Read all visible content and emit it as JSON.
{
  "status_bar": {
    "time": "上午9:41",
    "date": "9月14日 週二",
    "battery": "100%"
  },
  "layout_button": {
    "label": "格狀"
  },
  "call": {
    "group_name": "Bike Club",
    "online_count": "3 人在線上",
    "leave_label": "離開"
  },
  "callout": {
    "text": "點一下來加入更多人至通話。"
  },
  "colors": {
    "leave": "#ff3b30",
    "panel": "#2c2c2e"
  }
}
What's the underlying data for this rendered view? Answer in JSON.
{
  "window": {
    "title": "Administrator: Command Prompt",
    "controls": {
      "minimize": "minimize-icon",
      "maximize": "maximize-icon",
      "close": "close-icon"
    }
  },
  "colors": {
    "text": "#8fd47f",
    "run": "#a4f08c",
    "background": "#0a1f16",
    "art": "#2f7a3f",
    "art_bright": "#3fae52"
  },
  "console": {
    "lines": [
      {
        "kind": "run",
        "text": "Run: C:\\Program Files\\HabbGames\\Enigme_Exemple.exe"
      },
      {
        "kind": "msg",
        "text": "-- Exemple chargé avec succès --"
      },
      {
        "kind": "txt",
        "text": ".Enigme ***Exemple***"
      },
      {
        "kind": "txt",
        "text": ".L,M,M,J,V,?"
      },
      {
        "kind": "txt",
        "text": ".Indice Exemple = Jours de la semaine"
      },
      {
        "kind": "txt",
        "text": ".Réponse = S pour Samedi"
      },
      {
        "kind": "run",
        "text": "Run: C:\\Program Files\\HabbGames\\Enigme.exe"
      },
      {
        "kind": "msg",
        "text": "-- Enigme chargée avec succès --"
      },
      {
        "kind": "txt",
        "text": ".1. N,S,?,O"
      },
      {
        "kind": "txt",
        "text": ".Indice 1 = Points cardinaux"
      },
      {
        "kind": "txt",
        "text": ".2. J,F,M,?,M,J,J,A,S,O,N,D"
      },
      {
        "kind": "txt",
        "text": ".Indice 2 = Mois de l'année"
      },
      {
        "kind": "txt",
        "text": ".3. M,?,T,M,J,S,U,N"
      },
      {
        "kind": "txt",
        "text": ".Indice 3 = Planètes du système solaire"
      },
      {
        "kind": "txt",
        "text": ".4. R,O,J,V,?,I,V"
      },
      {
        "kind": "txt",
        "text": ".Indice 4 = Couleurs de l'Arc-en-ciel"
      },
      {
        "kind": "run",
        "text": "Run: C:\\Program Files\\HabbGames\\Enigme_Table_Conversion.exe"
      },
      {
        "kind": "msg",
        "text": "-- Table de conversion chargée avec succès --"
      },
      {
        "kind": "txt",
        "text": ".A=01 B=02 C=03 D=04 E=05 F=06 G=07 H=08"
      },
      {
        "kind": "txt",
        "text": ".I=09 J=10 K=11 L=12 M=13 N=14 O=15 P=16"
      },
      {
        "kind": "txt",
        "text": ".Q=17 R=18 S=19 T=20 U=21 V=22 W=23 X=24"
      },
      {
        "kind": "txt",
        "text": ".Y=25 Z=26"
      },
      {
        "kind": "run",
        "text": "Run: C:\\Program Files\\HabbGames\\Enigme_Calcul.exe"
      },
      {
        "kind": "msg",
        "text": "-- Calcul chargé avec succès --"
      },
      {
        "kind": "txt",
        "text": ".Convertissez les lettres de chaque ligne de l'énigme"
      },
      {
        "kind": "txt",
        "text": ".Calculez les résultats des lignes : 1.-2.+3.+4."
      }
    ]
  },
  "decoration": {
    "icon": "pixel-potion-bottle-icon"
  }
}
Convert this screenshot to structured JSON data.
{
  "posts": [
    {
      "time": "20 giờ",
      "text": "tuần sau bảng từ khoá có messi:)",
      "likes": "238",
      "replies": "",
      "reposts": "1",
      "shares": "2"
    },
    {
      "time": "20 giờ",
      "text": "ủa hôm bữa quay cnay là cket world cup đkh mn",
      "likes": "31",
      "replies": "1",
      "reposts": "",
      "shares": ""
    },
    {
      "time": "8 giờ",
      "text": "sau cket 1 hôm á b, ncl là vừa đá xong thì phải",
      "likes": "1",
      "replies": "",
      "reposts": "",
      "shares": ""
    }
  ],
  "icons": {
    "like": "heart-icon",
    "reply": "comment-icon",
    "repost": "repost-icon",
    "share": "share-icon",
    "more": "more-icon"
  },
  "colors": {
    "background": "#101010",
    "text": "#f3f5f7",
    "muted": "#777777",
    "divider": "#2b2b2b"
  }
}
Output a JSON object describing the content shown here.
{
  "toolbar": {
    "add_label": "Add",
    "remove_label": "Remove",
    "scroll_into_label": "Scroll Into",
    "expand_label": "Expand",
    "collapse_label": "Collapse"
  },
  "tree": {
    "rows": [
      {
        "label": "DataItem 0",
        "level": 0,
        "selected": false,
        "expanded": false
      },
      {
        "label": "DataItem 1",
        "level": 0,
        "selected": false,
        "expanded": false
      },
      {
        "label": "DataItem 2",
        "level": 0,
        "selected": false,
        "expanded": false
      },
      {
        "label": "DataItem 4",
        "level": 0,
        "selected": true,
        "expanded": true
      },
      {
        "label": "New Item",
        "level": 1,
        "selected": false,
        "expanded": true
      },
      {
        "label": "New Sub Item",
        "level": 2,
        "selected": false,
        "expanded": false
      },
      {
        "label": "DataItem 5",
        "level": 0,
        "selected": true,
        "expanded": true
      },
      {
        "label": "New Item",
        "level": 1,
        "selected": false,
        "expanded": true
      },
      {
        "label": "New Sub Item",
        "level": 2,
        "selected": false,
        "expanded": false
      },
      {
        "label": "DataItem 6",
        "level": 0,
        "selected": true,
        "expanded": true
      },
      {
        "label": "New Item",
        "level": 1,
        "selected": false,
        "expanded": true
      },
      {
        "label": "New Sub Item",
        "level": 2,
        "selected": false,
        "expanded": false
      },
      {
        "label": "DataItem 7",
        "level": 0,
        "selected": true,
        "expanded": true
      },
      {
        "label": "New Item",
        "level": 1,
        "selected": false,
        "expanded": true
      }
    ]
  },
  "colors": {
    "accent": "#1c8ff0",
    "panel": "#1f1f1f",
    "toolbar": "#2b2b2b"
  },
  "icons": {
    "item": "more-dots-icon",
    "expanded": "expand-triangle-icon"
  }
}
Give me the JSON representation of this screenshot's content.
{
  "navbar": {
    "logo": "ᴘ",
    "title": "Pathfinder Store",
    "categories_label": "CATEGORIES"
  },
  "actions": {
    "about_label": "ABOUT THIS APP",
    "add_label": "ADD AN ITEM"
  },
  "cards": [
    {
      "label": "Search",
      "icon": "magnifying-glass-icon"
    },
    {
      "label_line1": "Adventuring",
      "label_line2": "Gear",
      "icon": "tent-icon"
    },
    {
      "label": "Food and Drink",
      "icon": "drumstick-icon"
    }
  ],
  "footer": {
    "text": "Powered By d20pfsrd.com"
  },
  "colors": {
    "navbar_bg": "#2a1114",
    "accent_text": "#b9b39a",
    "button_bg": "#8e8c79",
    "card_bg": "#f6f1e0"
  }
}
# # #
**Your goal**
Copy each record from above exactly, and include every line.

**Result for this exercise**
Read all visible content and emit it as JSON.
{
  "status_bar": {
    "time": "上午9:41",
    "date": "9月14日 週二",
    "battery": "100%"
  },
  "layout_button": {
    "label": "格狀"
  },
  "call": {
    "group_name": "Bike Club",
    "online_count": "3 人在線上",
    "leave_label": "離開"
  },
  "callout": {
    "text": "點一下來加入更多人至通話。"
  },
  "colors": {
    "leave": "#ff3b30",
    "panel": "#2c2c2e"
  }
}
What's the underlying data for this rendered view? Answer in JSON.
{
  "window": {
    "title": "Administrator: Command Prompt",
    "controls": {
      "minimize": "minimize-icon",
      "maximize": "maximize-icon",
      "close": "close-icon"
    }
  },
  "colors": {
    "text": "#8fd47f",
    "run": "#a4f08c",
    "background": "#0a1f16",
    "art": "#2f7a3f",
    "art_bright": "#3fae52"
  },
  "console": {
    "lines": [
      {
        "kind": "run",
        "text": "Run: C:\\Program Files\\HabbGames\\Enigme_Exemple.exe"
      },
      {
        "kind": "msg",
        "text": "-- Exemple chargé avec succès --"
      },
      {
        "kind": "txt",
        "text": ".Enigme ***Exemple***"
      },
      {
        "kind": "txt",
        "text": ".L,M,M,J,V,?"
      },
      {
        "kind": "txt",
        "text": ".Indice Exemple = Jours de la semaine"
      },
      {
        "kind": "txt",
        "text": ".Réponse = S pour Samedi"
      },
      {
        "kind": "run",
        "text": "Run: C:\\Program Files\\HabbGames\\Enigme.exe"
      },
      {
        "kind": "msg",
        "text": "-- Enigme chargée avec succès --"
      },
      {
        "kind": "txt",
        "text": ".1. N,S,?,O"
      },
      {
        "kind": "txt",
        "text": ".Indice 1 = Points cardinaux"
      },
      {
        "kind": "txt",
        "text": ".2. J,F,M,?,M,J,J,A,S,O,N,D"
      },
      {
        "kind": "txt",
        "text": ".Indice 2 = Mois de l'année"
      },
      {
        "kind": "txt",
        "text": ".3. M,?,T,M,J,S,U,N"
      },
      {
        "kind": "txt",
        "text": ".Indice 3 = Planètes du système solaire"
      },
      {
        "kind": "txt",
        "text": ".4. R,O,J,V,?,I,V"
      },
      {
        "kind": "txt",
        "text": ".Indice 4 = Couleurs de l'Arc-en-ciel"
      },
      {
        "kind": "run",
        "text": "Run: C:\\Program Files\\HabbGames\\Enigme_Table_Conversion.exe"
      },
      {
        "kind": "msg",
        "text": "-- Table de conversion chargée avec succès --"
      },
      {
        "kind": "txt",
        "text": ".A=01 B=02 C=03 D=04 E=05 F=06 G=07 H=08"
      },
      {
        "kind": "txt",
        "text": ".I=09 J=10 K=11 L=12 M=13 N=14 O=15 P=16"
      },
      {
        "kind": "txt",
        "text": ".Q=17 R=18 S=19 T=20 U=21 V=22 W=23 X=24"
      },
      {
        "kind": "txt",
        "text": ".Y=25 Z=26"
      },
      {
        "kind": "run",
        "text": "Run: C:\\Program Files\\HabbGames\\Enigme_Calcul.exe"
      },
      {
        "kind": "msg",
        "text": "-- Calcul chargé avec succès --"
      },
      {
        "kind": "txt",
        "text": ".Convertissez les lettres de chaque ligne de l'énigme"
      },
      {
        "kind": "txt",
        "text": ".Calculez les résultats des lignes : 1.-2.+3.+4."
      }
    ]
  },
  "decoration": {
    "icon": "pixel-potion-bottle-icon"
  }
}
Convert this screenshot to structured JSON data.
{
  "posts": [
    {
      "time": "20 giờ",
      "text": "tuần sau bảng từ khoá có messi:)",
      "likes": "238",
      "replies": "",
      "reposts": "1",
      "shares": "2"
    },
    {
      "time": "20 giờ",
      "text": "ủa hôm bữa quay cnay là cket world cup đkh mn",
      "likes": "31",
      "replies": "1",
      "reposts": "",
      "shares": ""
    },
    {
      "time": "8 giờ",
      "text": "sau cket 1 hôm á b, ncl là vừa đá xong thì phải",
      "likes": "1",
      "replies": "",
      "reposts": "",
      "shares": ""
    }
  ],
  "icons": {
    "like": "heart-icon",
    "reply": "comment-icon",
    "repost": "repost-icon",
    "share": "share-icon",
    "more": "more-icon"
  },
  "colors": {
    "background": "#101010",
    "text": "#f3f5f7",
    "muted": "#777777",
    "divider": "#2b2b2b"
  }
}
Output a JSON object describing the content shown here.
{
  "toolbar": {
    "add_label": "Add",
    "remove_label": "Remove",
    "scroll_into_label": "Scroll Into",
    "expand_label": "Expand",
    "collapse_label": "Collapse"
  },
  "tree": {
    "rows": [
      {
        "label": "DataItem 0",
        "level": 0,
        "selected": false,
        "expanded": false
      },
      {
        "label": "DataItem 1",
        "level": 0,
        "selected": false,
        "expanded": false
      },
      {
        "label": "DataItem 2",
        "level": 0,
        "selected": false,
        "expanded": false
      },
      {
        "label": "DataItem 4",
        "level": 0,
        "selected": true,
        "expanded": true
      },
      {
        "label": "New Item",
        "level": 1,
        "selected": false,
        "expanded": true
      },
      {
        "label": "New Sub Item",
        "level": 2,
        "selected": false,
        "expanded": false
      },
      {
        "label": "DataItem 5",
        "level": 0,
        "selected": true,
        "expanded": true
      },
      {
        "label": "New Item",
        "level": 1,
        "selected": false,
        "expanded": true
      },
      {
        "label": "New Sub Item",
        "level": 2,
        "selected": false,
        "expanded": false
      },
      {
        "label": "DataItem 6",
        "level": 0,
        "selected": true,
        "expanded": true
      },
      {
        "label": "New Item",
        "level": 1,
        "selected": false,
        "expanded": true
      },
      {
        "label": "New Sub Item",
        "level": 2,
        "selected": false,
        "expanded": false
      },
      {
        "label": "DataItem 7",
        "level": 0,
        "selected": true,
        "expanded": true
      },
      {
        "label": "New Item",
        "level": 1,
        "selected": false,
        "expanded": true
      }
    ]
  },
  "colors": {
    "accent": "#1c8ff0",
    "panel": "#1f1f1f",
    "toolbar": "#2b2b2b"
  },
  "icons": {
    "item": "more-dots-icon",
    "expanded": "expand-triangle-icon"
  }
}
Give me the JSON representation of this screenshot's content.
{
  "navbar": {
    "logo": "ᴘ",
    "title": "Pathfinder Store",
    "categories_label": "CATEGORIES"
  },
  "actions": {
    "about_label": "ABOUT THIS APP",
    "add_label": "ADD AN ITEM"
  },
  "cards": [
    {
      "label": "Search",
      "icon": "magnifying-glass-icon"
    },
    {
      "label_line1": "Adventuring",
      "label_line2": "Gear",
      "icon": "tent-icon"
    },
    {
      "label": "Food and Drink",
      "icon": "drumstick-icon"
    }
  ],
  "footer": {
    "text": "Powered By d20pfsrd.com"
  },
  "colors": {
    "navbar_bg": "#2a1114",
    "accent_text": "#b9b39a",
    "button_bg": "#8e8c79",
    "card_bg": "#f6f1e0"
  }
}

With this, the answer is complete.